**OBJECTIVE**
Could you return every one of the entries below verbatim, leaving each line unchanged?

**EXTRACTED MATERIAL**

= = = = =

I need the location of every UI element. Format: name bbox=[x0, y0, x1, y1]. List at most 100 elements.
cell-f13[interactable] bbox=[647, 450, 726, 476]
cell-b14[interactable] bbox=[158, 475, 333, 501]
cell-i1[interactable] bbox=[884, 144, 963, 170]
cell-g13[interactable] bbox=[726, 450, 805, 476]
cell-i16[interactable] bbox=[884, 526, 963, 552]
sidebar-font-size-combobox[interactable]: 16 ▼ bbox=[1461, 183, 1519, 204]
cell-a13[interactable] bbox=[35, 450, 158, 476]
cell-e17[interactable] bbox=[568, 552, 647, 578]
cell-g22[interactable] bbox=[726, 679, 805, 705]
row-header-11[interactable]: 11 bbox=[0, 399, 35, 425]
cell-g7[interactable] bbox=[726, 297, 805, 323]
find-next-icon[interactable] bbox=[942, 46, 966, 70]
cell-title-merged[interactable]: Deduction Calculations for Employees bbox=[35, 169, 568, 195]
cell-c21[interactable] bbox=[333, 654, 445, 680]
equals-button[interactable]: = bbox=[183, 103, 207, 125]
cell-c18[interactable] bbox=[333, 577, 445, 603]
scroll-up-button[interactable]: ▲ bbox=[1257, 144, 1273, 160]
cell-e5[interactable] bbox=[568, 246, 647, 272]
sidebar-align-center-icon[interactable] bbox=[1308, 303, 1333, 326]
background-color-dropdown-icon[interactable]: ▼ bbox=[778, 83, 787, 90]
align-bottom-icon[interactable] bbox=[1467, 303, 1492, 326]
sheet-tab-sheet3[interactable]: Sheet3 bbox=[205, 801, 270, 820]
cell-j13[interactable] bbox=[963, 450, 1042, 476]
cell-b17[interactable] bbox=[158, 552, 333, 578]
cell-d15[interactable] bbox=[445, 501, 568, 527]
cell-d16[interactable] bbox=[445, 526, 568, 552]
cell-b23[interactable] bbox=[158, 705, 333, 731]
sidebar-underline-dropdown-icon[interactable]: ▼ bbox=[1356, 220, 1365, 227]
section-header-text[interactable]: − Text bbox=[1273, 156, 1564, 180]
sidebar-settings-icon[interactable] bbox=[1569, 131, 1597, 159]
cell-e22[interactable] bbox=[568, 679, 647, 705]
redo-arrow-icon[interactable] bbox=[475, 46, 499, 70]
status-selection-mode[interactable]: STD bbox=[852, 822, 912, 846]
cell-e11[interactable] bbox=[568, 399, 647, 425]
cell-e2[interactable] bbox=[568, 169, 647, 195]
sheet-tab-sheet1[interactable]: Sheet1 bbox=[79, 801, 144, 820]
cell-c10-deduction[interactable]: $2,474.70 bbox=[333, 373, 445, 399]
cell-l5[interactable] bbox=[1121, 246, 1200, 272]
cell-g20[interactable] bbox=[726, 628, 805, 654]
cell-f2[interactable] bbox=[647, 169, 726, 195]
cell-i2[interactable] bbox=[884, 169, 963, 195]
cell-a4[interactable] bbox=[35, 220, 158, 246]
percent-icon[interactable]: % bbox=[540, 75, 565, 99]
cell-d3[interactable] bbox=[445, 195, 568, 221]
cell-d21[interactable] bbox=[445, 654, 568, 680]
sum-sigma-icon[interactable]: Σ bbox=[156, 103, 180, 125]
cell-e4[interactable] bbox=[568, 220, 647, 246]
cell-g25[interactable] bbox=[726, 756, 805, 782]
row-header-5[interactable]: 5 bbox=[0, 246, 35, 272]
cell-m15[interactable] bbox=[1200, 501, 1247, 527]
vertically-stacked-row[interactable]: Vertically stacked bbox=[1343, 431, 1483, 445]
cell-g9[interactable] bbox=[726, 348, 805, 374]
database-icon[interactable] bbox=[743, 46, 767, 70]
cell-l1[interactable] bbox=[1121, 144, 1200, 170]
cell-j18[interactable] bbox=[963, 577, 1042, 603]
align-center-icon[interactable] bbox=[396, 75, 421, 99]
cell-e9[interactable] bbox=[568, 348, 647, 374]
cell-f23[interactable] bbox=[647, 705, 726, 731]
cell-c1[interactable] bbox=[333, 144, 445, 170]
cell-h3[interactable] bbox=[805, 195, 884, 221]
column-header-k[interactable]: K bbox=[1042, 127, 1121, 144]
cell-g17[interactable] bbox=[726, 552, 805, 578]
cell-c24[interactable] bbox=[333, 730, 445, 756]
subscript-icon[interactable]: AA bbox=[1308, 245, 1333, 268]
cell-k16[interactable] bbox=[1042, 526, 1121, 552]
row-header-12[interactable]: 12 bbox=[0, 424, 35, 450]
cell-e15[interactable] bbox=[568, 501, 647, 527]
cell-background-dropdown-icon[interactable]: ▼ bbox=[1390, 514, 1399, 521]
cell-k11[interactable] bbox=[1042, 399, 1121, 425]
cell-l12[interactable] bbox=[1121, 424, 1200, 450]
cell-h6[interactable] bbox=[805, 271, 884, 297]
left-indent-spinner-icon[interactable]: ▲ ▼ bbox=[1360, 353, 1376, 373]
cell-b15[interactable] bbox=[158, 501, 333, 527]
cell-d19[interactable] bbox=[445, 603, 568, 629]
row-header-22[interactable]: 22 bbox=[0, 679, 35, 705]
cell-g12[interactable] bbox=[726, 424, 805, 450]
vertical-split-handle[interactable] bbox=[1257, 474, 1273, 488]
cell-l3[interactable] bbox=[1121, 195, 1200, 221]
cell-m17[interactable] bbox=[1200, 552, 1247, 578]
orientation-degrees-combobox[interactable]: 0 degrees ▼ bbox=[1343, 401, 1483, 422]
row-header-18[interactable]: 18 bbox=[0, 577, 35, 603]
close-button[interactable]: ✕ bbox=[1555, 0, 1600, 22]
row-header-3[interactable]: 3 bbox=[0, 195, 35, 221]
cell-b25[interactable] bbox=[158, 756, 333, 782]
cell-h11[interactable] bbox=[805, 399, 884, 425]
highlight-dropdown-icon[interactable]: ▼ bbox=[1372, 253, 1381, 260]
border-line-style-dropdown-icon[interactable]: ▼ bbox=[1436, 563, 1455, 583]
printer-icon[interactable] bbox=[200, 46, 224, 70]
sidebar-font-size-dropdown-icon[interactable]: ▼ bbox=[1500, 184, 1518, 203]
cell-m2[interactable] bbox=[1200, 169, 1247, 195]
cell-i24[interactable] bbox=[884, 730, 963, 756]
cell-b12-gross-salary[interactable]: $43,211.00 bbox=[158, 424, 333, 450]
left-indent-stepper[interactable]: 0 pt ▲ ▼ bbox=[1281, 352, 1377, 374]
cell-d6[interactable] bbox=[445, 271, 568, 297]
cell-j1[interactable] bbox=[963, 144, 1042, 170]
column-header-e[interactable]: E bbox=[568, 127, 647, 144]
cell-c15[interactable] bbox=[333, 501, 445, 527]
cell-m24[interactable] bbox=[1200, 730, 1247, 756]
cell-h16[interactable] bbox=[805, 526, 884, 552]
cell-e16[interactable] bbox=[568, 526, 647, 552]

= = = = =

**REPLY**
I need the location of every UI element. Format: name bbox=[x0, y0, x1, y1]. List at most 100 elements.
cell-f13[interactable] bbox=[647, 450, 726, 476]
cell-b14[interactable] bbox=[158, 475, 333, 501]
cell-i1[interactable] bbox=[884, 144, 963, 170]
cell-g13[interactable] bbox=[726, 450, 805, 476]
cell-i16[interactable] bbox=[884, 526, 963, 552]
sidebar-font-size-combobox[interactable]: 16 ▼ bbox=[1461, 183, 1519, 204]
cell-a13[interactable] bbox=[35, 450, 158, 476]
cell-e17[interactable] bbox=[568, 552, 647, 578]
cell-g22[interactable] bbox=[726, 679, 805, 705]
row-header-11[interactable]: 11 bbox=[0, 399, 35, 425]
cell-g7[interactable] bbox=[726, 297, 805, 323]
find-next-icon[interactable] bbox=[942, 46, 966, 70]
cell-title-merged[interactable]: Deduction Calculations for Employees bbox=[35, 169, 568, 195]
cell-c21[interactable] bbox=[333, 654, 445, 680]
equals-button[interactable]: = bbox=[183, 103, 207, 125]
cell-c18[interactable] bbox=[333, 577, 445, 603]
scroll-up-button[interactable]: ▲ bbox=[1257, 144, 1273, 160]
cell-e5[interactable] bbox=[568, 246, 647, 272]
sidebar-align-center-icon[interactable] bbox=[1308, 303, 1333, 326]
background-color-dropdown-icon[interactable]: ▼ bbox=[778, 83, 787, 90]
align-bottom-icon[interactable] bbox=[1467, 303, 1492, 326]
sheet-tab-sheet3[interactable]: Sheet3 bbox=[205, 801, 270, 820]
cell-j13[interactable] bbox=[963, 450, 1042, 476]
cell-b17[interactable] bbox=[158, 552, 333, 578]
cell-d15[interactable] bbox=[445, 501, 568, 527]
cell-d16[interactable] bbox=[445, 526, 568, 552]
cell-b23[interactable] bbox=[158, 705, 333, 731]
sidebar-underline-dropdown-icon[interactable]: ▼ bbox=[1356, 220, 1365, 227]
section-header-text[interactable]: − Text bbox=[1273, 156, 1564, 180]
sidebar-settings-icon[interactable] bbox=[1569, 131, 1597, 159]
cell-e22[interactable] bbox=[568, 679, 647, 705]
redo-arrow-icon[interactable] bbox=[475, 46, 499, 70]
status-selection-mode[interactable]: STD bbox=[852, 822, 912, 846]
cell-e11[interactable] bbox=[568, 399, 647, 425]
cell-e2[interactable] bbox=[568, 169, 647, 195]
sheet-tab-sheet1[interactable]: Sheet1 bbox=[79, 801, 144, 820]
cell-c10-deduction[interactable]: $2,474.70 bbox=[333, 373, 445, 399]
cell-l5[interactable] bbox=[1121, 246, 1200, 272]
cell-g20[interactable] bbox=[726, 628, 805, 654]
cell-f2[interactable] bbox=[647, 169, 726, 195]
cell-i2[interactable] bbox=[884, 169, 963, 195]
cell-a4[interactable] bbox=[35, 220, 158, 246]
percent-icon[interactable]: % bbox=[540, 75, 565, 99]
cell-d3[interactable] bbox=[445, 195, 568, 221]
cell-d21[interactable] bbox=[445, 654, 568, 680]
sum-sigma-icon[interactable]: Σ bbox=[156, 103, 180, 125]
cell-e4[interactable] bbox=[568, 220, 647, 246]
cell-g25[interactable] bbox=[726, 756, 805, 782]
row-header-5[interactable]: 5 bbox=[0, 246, 35, 272]
cell-m15[interactable] bbox=[1200, 501, 1247, 527]
vertically-stacked-row[interactable]: Vertically stacked bbox=[1343, 431, 1483, 445]
cell-g9[interactable] bbox=[726, 348, 805, 374]
database-icon[interactable] bbox=[743, 46, 767, 70]
cell-l1[interactable] bbox=[1121, 144, 1200, 170]
cell-j18[interactable] bbox=[963, 577, 1042, 603]
align-center-icon[interactable] bbox=[396, 75, 421, 99]
cell-e9[interactable] bbox=[568, 348, 647, 374]
cell-f23[interactable] bbox=[647, 705, 726, 731]
cell-c1[interactable] bbox=[333, 144, 445, 170]
cell-h3[interactable] bbox=[805, 195, 884, 221]
column-header-k[interactable]: K bbox=[1042, 127, 1121, 144]
cell-g17[interactable] bbox=[726, 552, 805, 578]
cell-c24[interactable] bbox=[333, 730, 445, 756]
subscript-icon[interactable]: AA bbox=[1308, 245, 1333, 268]
cell-k16[interactable] bbox=[1042, 526, 1121, 552]
row-header-12[interactable]: 12 bbox=[0, 424, 35, 450]
cell-e15[interactable] bbox=[568, 501, 647, 527]
cell-background-dropdown-icon[interactable]: ▼ bbox=[1390, 514, 1399, 521]
cell-k11[interactable] bbox=[1042, 399, 1121, 425]
cell-l12[interactable] bbox=[1121, 424, 1200, 450]
cell-h6[interactable] bbox=[805, 271, 884, 297]
left-indent-spinner-icon[interactable]: ▲ ▼ bbox=[1360, 353, 1376, 373]
cell-b15[interactable] bbox=[158, 501, 333, 527]
cell-d19[interactable] bbox=[445, 603, 568, 629]
row-header-22[interactable]: 22 bbox=[0, 679, 35, 705]
cell-g12[interactable] bbox=[726, 424, 805, 450]
vertical-split-handle[interactable] bbox=[1257, 474, 1273, 488]
cell-l3[interactable] bbox=[1121, 195, 1200, 221]
cell-m17[interactable] bbox=[1200, 552, 1247, 578]
orientation-degrees-combobox[interactable]: 0 degrees ▼ bbox=[1343, 401, 1483, 422]
row-header-18[interactable]: 18 bbox=[0, 577, 35, 603]
close-button[interactable]: ✕ bbox=[1555, 0, 1600, 22]
row-header-3[interactable]: 3 bbox=[0, 195, 35, 221]
cell-b25[interactable] bbox=[158, 756, 333, 782]
cell-h11[interactable] bbox=[805, 399, 884, 425]
highlight-dropdown-icon[interactable]: ▼ bbox=[1372, 253, 1381, 260]
border-line-style-dropdown-icon[interactable]: ▼ bbox=[1436, 563, 1455, 583]
printer-icon[interactable] bbox=[200, 46, 224, 70]
sidebar-font-size-dropdown-icon[interactable]: ▼ bbox=[1500, 184, 1518, 203]
cell-m2[interactable] bbox=[1200, 169, 1247, 195]
cell-i24[interactable] bbox=[884, 730, 963, 756]
cell-b12-gross-salary[interactable]: $43,211.00 bbox=[158, 424, 333, 450]
left-indent-stepper[interactable]: 0 pt ▲ ▼ bbox=[1281, 352, 1377, 374]
cell-d6[interactable] bbox=[445, 271, 568, 297]
cell-j1[interactable] bbox=[963, 144, 1042, 170]
column-header-e[interactable]: E bbox=[568, 127, 647, 144]
cell-c15[interactable] bbox=[333, 501, 445, 527]
cell-m24[interactable] bbox=[1200, 730, 1247, 756]
cell-h16[interactable] bbox=[805, 526, 884, 552]
cell-e16[interactable] bbox=[568, 526, 647, 552]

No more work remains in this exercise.